* START Provided entries *
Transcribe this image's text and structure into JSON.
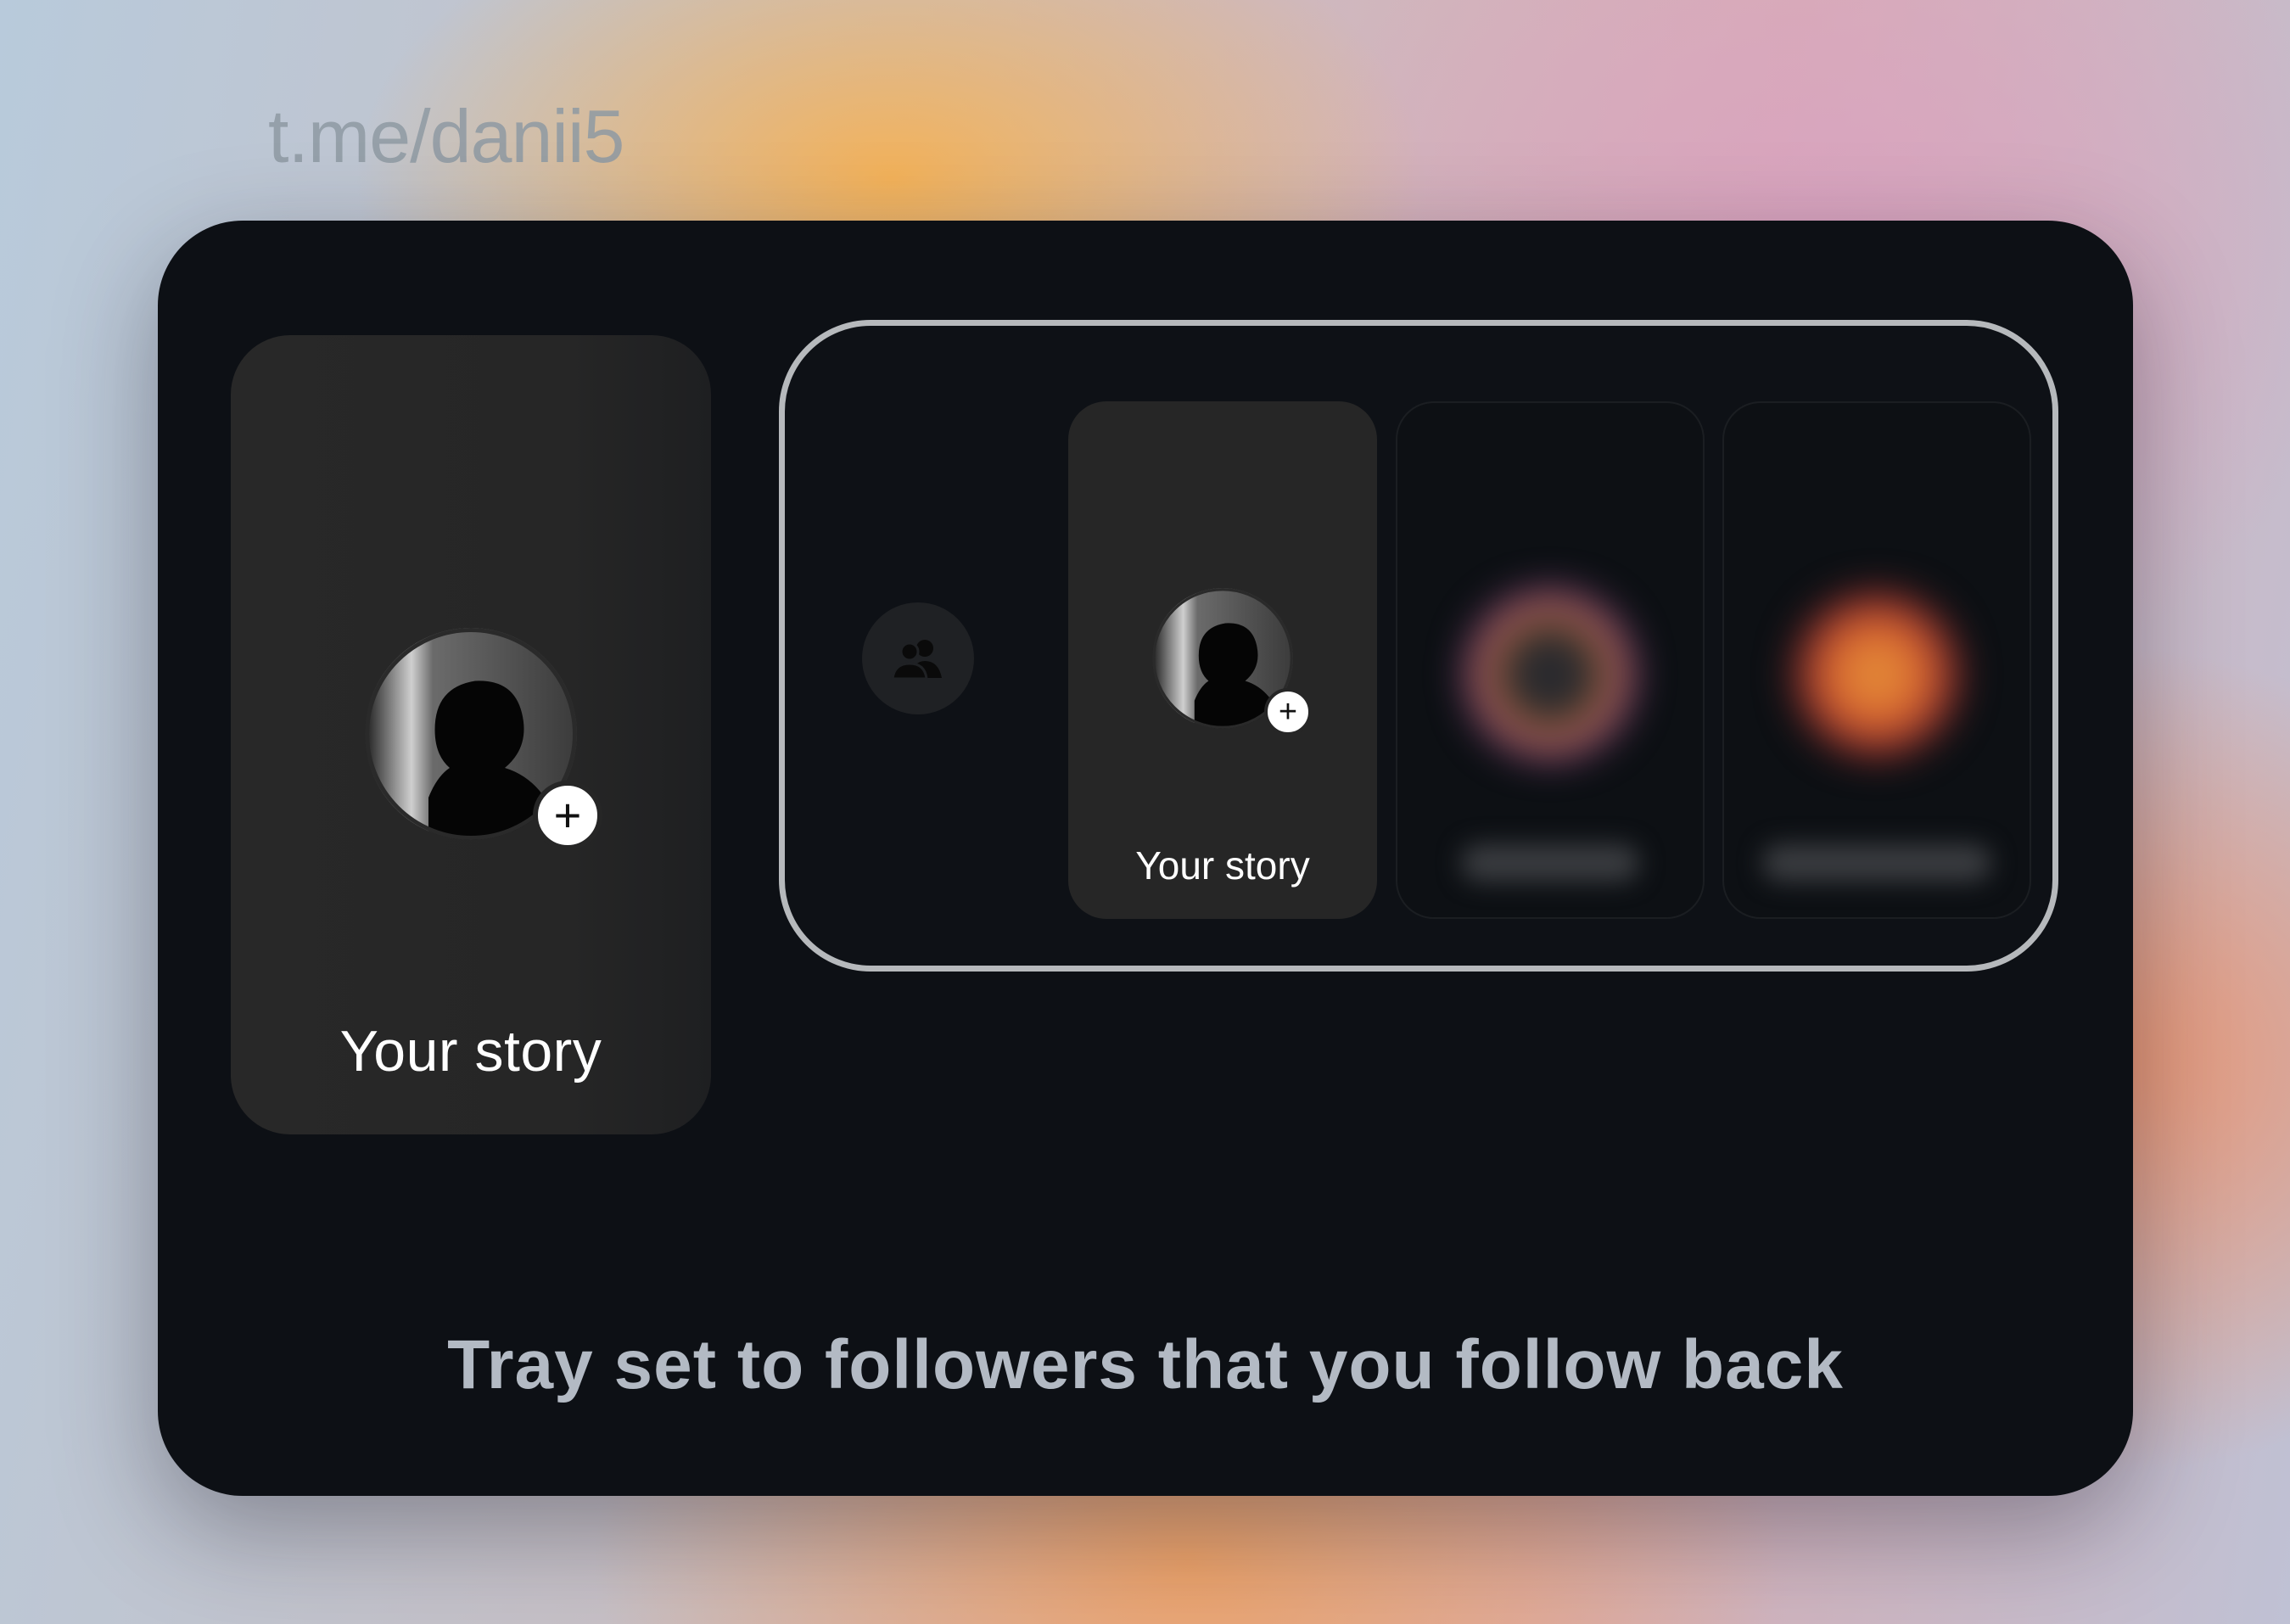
{
  "watermark": "t.me/danii5",
  "story_card": {
    "label": "Your story",
    "add_symbol": "+",
    "avatar_icon": "silhouette-avatar"
  },
  "tray": {
    "followers_icon": "followers-group-icon",
    "own_card": {
      "label": "Your story",
      "add_symbol": "+"
    }
  },
  "caption": "Tray set to followers that you follow back",
  "colors": {
    "panel": "#0d1015",
    "card": "#262626",
    "frame": "#b6b9bc",
    "caption": "#b3bac4"
  }
}
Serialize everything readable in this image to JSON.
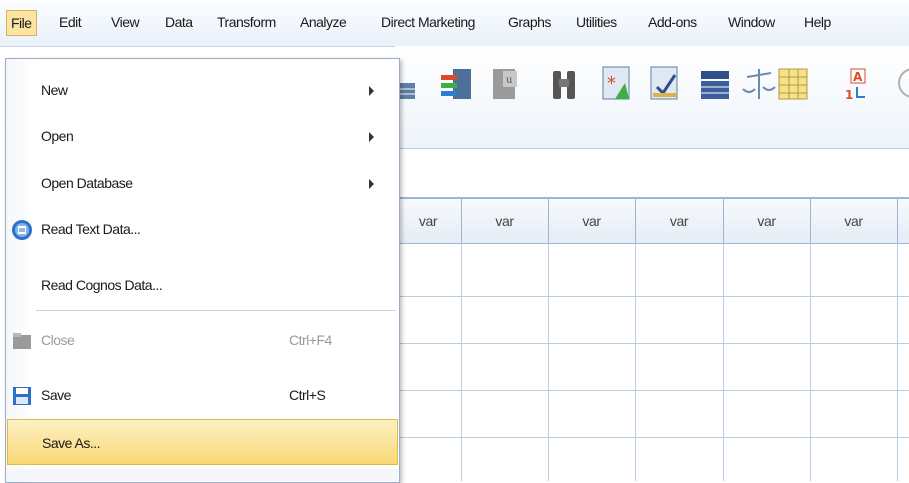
{
  "menubar": {
    "items": [
      "File",
      "Edit",
      "View",
      "Data",
      "Transform",
      "Analyze",
      "Direct Marketing",
      "Graphs",
      "Utilities",
      "Add-ons",
      "Window",
      "Help"
    ]
  },
  "toolbar": {
    "icons": [
      "insert-cases-icon",
      "insert-variable-icon",
      "split-file-icon",
      "weight-cases-icon",
      "find-binoculars-icon",
      "select-cases-icon",
      "value-labels-icon",
      "data-table-icon",
      "balance-scale-icon",
      "grid-yellow-icon",
      "sort-az-icon"
    ]
  },
  "grid": {
    "columns": [
      "var",
      "var",
      "var",
      "var",
      "var",
      "var"
    ]
  },
  "file_menu": {
    "items": [
      {
        "label": "New",
        "submenu": true
      },
      {
        "label": "Open",
        "submenu": true
      },
      {
        "label": "Open Database",
        "submenu": true
      },
      {
        "label": "Read Text Data...",
        "icon": "read-text-data-icon"
      },
      {
        "label": "Read Cognos Data..."
      },
      {
        "label": "Close",
        "shortcut": "Ctrl+F4",
        "disabled": true,
        "icon": "close-folder-icon"
      },
      {
        "label": "Save",
        "shortcut": "Ctrl+S",
        "icon": "save-floppy-icon"
      },
      {
        "label": "Save As...",
        "highlighted": true
      }
    ]
  },
  "colors": {
    "highlight": "#f9d874",
    "menu_active": "#fbe3a2",
    "grid_line": "#b7cde3"
  }
}
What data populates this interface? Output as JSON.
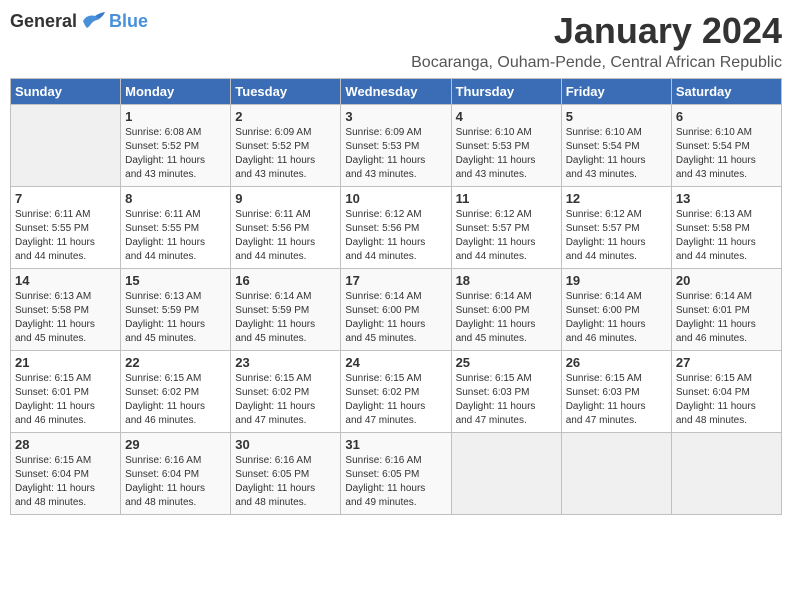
{
  "logo": {
    "general": "General",
    "blue": "Blue"
  },
  "title": "January 2024",
  "subtitle": "Bocaranga, Ouham-Pende, Central African Republic",
  "weekdays": [
    "Sunday",
    "Monday",
    "Tuesday",
    "Wednesday",
    "Thursday",
    "Friday",
    "Saturday"
  ],
  "weeks": [
    [
      {
        "day": "",
        "detail": ""
      },
      {
        "day": "1",
        "detail": "Sunrise: 6:08 AM\nSunset: 5:52 PM\nDaylight: 11 hours\nand 43 minutes."
      },
      {
        "day": "2",
        "detail": "Sunrise: 6:09 AM\nSunset: 5:52 PM\nDaylight: 11 hours\nand 43 minutes."
      },
      {
        "day": "3",
        "detail": "Sunrise: 6:09 AM\nSunset: 5:53 PM\nDaylight: 11 hours\nand 43 minutes."
      },
      {
        "day": "4",
        "detail": "Sunrise: 6:10 AM\nSunset: 5:53 PM\nDaylight: 11 hours\nand 43 minutes."
      },
      {
        "day": "5",
        "detail": "Sunrise: 6:10 AM\nSunset: 5:54 PM\nDaylight: 11 hours\nand 43 minutes."
      },
      {
        "day": "6",
        "detail": "Sunrise: 6:10 AM\nSunset: 5:54 PM\nDaylight: 11 hours\nand 43 minutes."
      }
    ],
    [
      {
        "day": "7",
        "detail": "Sunrise: 6:11 AM\nSunset: 5:55 PM\nDaylight: 11 hours\nand 44 minutes."
      },
      {
        "day": "8",
        "detail": "Sunrise: 6:11 AM\nSunset: 5:55 PM\nDaylight: 11 hours\nand 44 minutes."
      },
      {
        "day": "9",
        "detail": "Sunrise: 6:11 AM\nSunset: 5:56 PM\nDaylight: 11 hours\nand 44 minutes."
      },
      {
        "day": "10",
        "detail": "Sunrise: 6:12 AM\nSunset: 5:56 PM\nDaylight: 11 hours\nand 44 minutes."
      },
      {
        "day": "11",
        "detail": "Sunrise: 6:12 AM\nSunset: 5:57 PM\nDaylight: 11 hours\nand 44 minutes."
      },
      {
        "day": "12",
        "detail": "Sunrise: 6:12 AM\nSunset: 5:57 PM\nDaylight: 11 hours\nand 44 minutes."
      },
      {
        "day": "13",
        "detail": "Sunrise: 6:13 AM\nSunset: 5:58 PM\nDaylight: 11 hours\nand 44 minutes."
      }
    ],
    [
      {
        "day": "14",
        "detail": "Sunrise: 6:13 AM\nSunset: 5:58 PM\nDaylight: 11 hours\nand 45 minutes."
      },
      {
        "day": "15",
        "detail": "Sunrise: 6:13 AM\nSunset: 5:59 PM\nDaylight: 11 hours\nand 45 minutes."
      },
      {
        "day": "16",
        "detail": "Sunrise: 6:14 AM\nSunset: 5:59 PM\nDaylight: 11 hours\nand 45 minutes."
      },
      {
        "day": "17",
        "detail": "Sunrise: 6:14 AM\nSunset: 6:00 PM\nDaylight: 11 hours\nand 45 minutes."
      },
      {
        "day": "18",
        "detail": "Sunrise: 6:14 AM\nSunset: 6:00 PM\nDaylight: 11 hours\nand 45 minutes."
      },
      {
        "day": "19",
        "detail": "Sunrise: 6:14 AM\nSunset: 6:00 PM\nDaylight: 11 hours\nand 46 minutes."
      },
      {
        "day": "20",
        "detail": "Sunrise: 6:14 AM\nSunset: 6:01 PM\nDaylight: 11 hours\nand 46 minutes."
      }
    ],
    [
      {
        "day": "21",
        "detail": "Sunrise: 6:15 AM\nSunset: 6:01 PM\nDaylight: 11 hours\nand 46 minutes."
      },
      {
        "day": "22",
        "detail": "Sunrise: 6:15 AM\nSunset: 6:02 PM\nDaylight: 11 hours\nand 46 minutes."
      },
      {
        "day": "23",
        "detail": "Sunrise: 6:15 AM\nSunset: 6:02 PM\nDaylight: 11 hours\nand 47 minutes."
      },
      {
        "day": "24",
        "detail": "Sunrise: 6:15 AM\nSunset: 6:02 PM\nDaylight: 11 hours\nand 47 minutes."
      },
      {
        "day": "25",
        "detail": "Sunrise: 6:15 AM\nSunset: 6:03 PM\nDaylight: 11 hours\nand 47 minutes."
      },
      {
        "day": "26",
        "detail": "Sunrise: 6:15 AM\nSunset: 6:03 PM\nDaylight: 11 hours\nand 47 minutes."
      },
      {
        "day": "27",
        "detail": "Sunrise: 6:15 AM\nSunset: 6:04 PM\nDaylight: 11 hours\nand 48 minutes."
      }
    ],
    [
      {
        "day": "28",
        "detail": "Sunrise: 6:15 AM\nSunset: 6:04 PM\nDaylight: 11 hours\nand 48 minutes."
      },
      {
        "day": "29",
        "detail": "Sunrise: 6:16 AM\nSunset: 6:04 PM\nDaylight: 11 hours\nand 48 minutes."
      },
      {
        "day": "30",
        "detail": "Sunrise: 6:16 AM\nSunset: 6:05 PM\nDaylight: 11 hours\nand 48 minutes."
      },
      {
        "day": "31",
        "detail": "Sunrise: 6:16 AM\nSunset: 6:05 PM\nDaylight: 11 hours\nand 49 minutes."
      },
      {
        "day": "",
        "detail": ""
      },
      {
        "day": "",
        "detail": ""
      },
      {
        "day": "",
        "detail": ""
      }
    ]
  ]
}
* END Provided entries *
Without including any picture, retype the entries exactly.

_Solution to the exercise:_
Transcribe this image's text and structure into JSON.
{
  "watermark": "t.me/danii5",
  "story_card": {
    "label": "Your story",
    "add_symbol": "+",
    "avatar_icon": "silhouette-avatar"
  },
  "tray": {
    "followers_icon": "followers-group-icon",
    "own_card": {
      "label": "Your story",
      "add_symbol": "+"
    }
  },
  "caption": "Tray set to followers that you follow back",
  "colors": {
    "panel": "#0d1015",
    "card": "#262626",
    "frame": "#b6b9bc",
    "caption": "#b3bac4"
  }
}
Serialize everything readable in this image to JSON.
{
  "menubar": {
    "items": [
      "File",
      "Edit",
      "View",
      "Data",
      "Transform",
      "Analyze",
      "Direct Marketing",
      "Graphs",
      "Utilities",
      "Add-ons",
      "Window",
      "Help"
    ]
  },
  "toolbar": {
    "icons": [
      "insert-cases-icon",
      "insert-variable-icon",
      "split-file-icon",
      "weight-cases-icon",
      "find-binoculars-icon",
      "select-cases-icon",
      "value-labels-icon",
      "data-table-icon",
      "balance-scale-icon",
      "grid-yellow-icon",
      "sort-az-icon"
    ]
  },
  "grid": {
    "columns": [
      "var",
      "var",
      "var",
      "var",
      "var",
      "var"
    ]
  },
  "file_menu": {
    "items": [
      {
        "label": "New",
        "submenu": true
      },
      {
        "label": "Open",
        "submenu": true
      },
      {
        "label": "Open Database",
        "submenu": true
      },
      {
        "label": "Read Text Data...",
        "icon": "read-text-data-icon"
      },
      {
        "label": "Read Cognos Data..."
      },
      {
        "label": "Close",
        "shortcut": "Ctrl+F4",
        "disabled": true,
        "icon": "close-folder-icon"
      },
      {
        "label": "Save",
        "shortcut": "Ctrl+S",
        "icon": "save-floppy-icon"
      },
      {
        "label": "Save As...",
        "highlighted": true
      }
    ]
  },
  "colors": {
    "highlight": "#f9d874",
    "menu_active": "#fbe3a2",
    "grid_line": "#b7cde3"
  }
}
What data populates this interface? Output as JSON.
{
  "logo": {
    "general": "General",
    "blue": "Blue"
  },
  "title": "January 2024",
  "subtitle": "Bocaranga, Ouham-Pende, Central African Republic",
  "weekdays": [
    "Sunday",
    "Monday",
    "Tuesday",
    "Wednesday",
    "Thursday",
    "Friday",
    "Saturday"
  ],
  "weeks": [
    [
      {
        "day": "",
        "detail": ""
      },
      {
        "day": "1",
        "detail": "Sunrise: 6:08 AM\nSunset: 5:52 PM\nDaylight: 11 hours\nand 43 minutes."
      },
      {
        "day": "2",
        "detail": "Sunrise: 6:09 AM\nSunset: 5:52 PM\nDaylight: 11 hours\nand 43 minutes."
      },
      {
        "day": "3",
        "detail": "Sunrise: 6:09 AM\nSunset: 5:53 PM\nDaylight: 11 hours\nand 43 minutes."
      },
      {
        "day": "4",
        "detail": "Sunrise: 6:10 AM\nSunset: 5:53 PM\nDaylight: 11 hours\nand 43 minutes."
      },
      {
        "day": "5",
        "detail": "Sunrise: 6:10 AM\nSunset: 5:54 PM\nDaylight: 11 hours\nand 43 minutes."
      },
      {
        "day": "6",
        "detail": "Sunrise: 6:10 AM\nSunset: 5:54 PM\nDaylight: 11 hours\nand 43 minutes."
      }
    ],
    [
      {
        "day": "7",
        "detail": "Sunrise: 6:11 AM\nSunset: 5:55 PM\nDaylight: 11 hours\nand 44 minutes."
      },
      {
        "day": "8",
        "detail": "Sunrise: 6:11 AM\nSunset: 5:55 PM\nDaylight: 11 hours\nand 44 minutes."
      },
      {
        "day": "9",
        "detail": "Sunrise: 6:11 AM\nSunset: 5:56 PM\nDaylight: 11 hours\nand 44 minutes."
      },
      {
        "day": "10",
        "detail": "Sunrise: 6:12 AM\nSunset: 5:56 PM\nDaylight: 11 hours\nand 44 minutes."
      },
      {
        "day": "11",
        "detail": "Sunrise: 6:12 AM\nSunset: 5:57 PM\nDaylight: 11 hours\nand 44 minutes."
      },
      {
        "day": "12",
        "detail": "Sunrise: 6:12 AM\nSunset: 5:57 PM\nDaylight: 11 hours\nand 44 minutes."
      },
      {
        "day": "13",
        "detail": "Sunrise: 6:13 AM\nSunset: 5:58 PM\nDaylight: 11 hours\nand 44 minutes."
      }
    ],
    [
      {
        "day": "14",
        "detail": "Sunrise: 6:13 AM\nSunset: 5:58 PM\nDaylight: 11 hours\nand 45 minutes."
      },
      {
        "day": "15",
        "detail": "Sunrise: 6:13 AM\nSunset: 5:59 PM\nDaylight: 11 hours\nand 45 minutes."
      },
      {
        "day": "16",
        "detail": "Sunrise: 6:14 AM\nSunset: 5:59 PM\nDaylight: 11 hours\nand 45 minutes."
      },
      {
        "day": "17",
        "detail": "Sunrise: 6:14 AM\nSunset: 6:00 PM\nDaylight: 11 hours\nand 45 minutes."
      },
      {
        "day": "18",
        "detail": "Sunrise: 6:14 AM\nSunset: 6:00 PM\nDaylight: 11 hours\nand 45 minutes."
      },
      {
        "day": "19",
        "detail": "Sunrise: 6:14 AM\nSunset: 6:00 PM\nDaylight: 11 hours\nand 46 minutes."
      },
      {
        "day": "20",
        "detail": "Sunrise: 6:14 AM\nSunset: 6:01 PM\nDaylight: 11 hours\nand 46 minutes."
      }
    ],
    [
      {
        "day": "21",
        "detail": "Sunrise: 6:15 AM\nSunset: 6:01 PM\nDaylight: 11 hours\nand 46 minutes."
      },
      {
        "day": "22",
        "detail": "Sunrise: 6:15 AM\nSunset: 6:02 PM\nDaylight: 11 hours\nand 46 minutes."
      },
      {
        "day": "23",
        "detail": "Sunrise: 6:15 AM\nSunset: 6:02 PM\nDaylight: 11 hours\nand 47 minutes."
      },
      {
        "day": "24",
        "detail": "Sunrise: 6:15 AM\nSunset: 6:02 PM\nDaylight: 11 hours\nand 47 minutes."
      },
      {
        "day": "25",
        "detail": "Sunrise: 6:15 AM\nSunset: 6:03 PM\nDaylight: 11 hours\nand 47 minutes."
      },
      {
        "day": "26",
        "detail": "Sunrise: 6:15 AM\nSunset: 6:03 PM\nDaylight: 11 hours\nand 47 minutes."
      },
      {
        "day": "27",
        "detail": "Sunrise: 6:15 AM\nSunset: 6:04 PM\nDaylight: 11 hours\nand 48 minutes."
      }
    ],
    [
      {
        "day": "28",
        "detail": "Sunrise: 6:15 AM\nSunset: 6:04 PM\nDaylight: 11 hours\nand 48 minutes."
      },
      {
        "day": "29",
        "detail": "Sunrise: 6:16 AM\nSunset: 6:04 PM\nDaylight: 11 hours\nand 48 minutes."
      },
      {
        "day": "30",
        "detail": "Sunrise: 6:16 AM\nSunset: 6:05 PM\nDaylight: 11 hours\nand 48 minutes."
      },
      {
        "day": "31",
        "detail": "Sunrise: 6:16 AM\nSunset: 6:05 PM\nDaylight: 11 hours\nand 49 minutes."
      },
      {
        "day": "",
        "detail": ""
      },
      {
        "day": "",
        "detail": ""
      },
      {
        "day": "",
        "detail": ""
      }
    ]
  ]
}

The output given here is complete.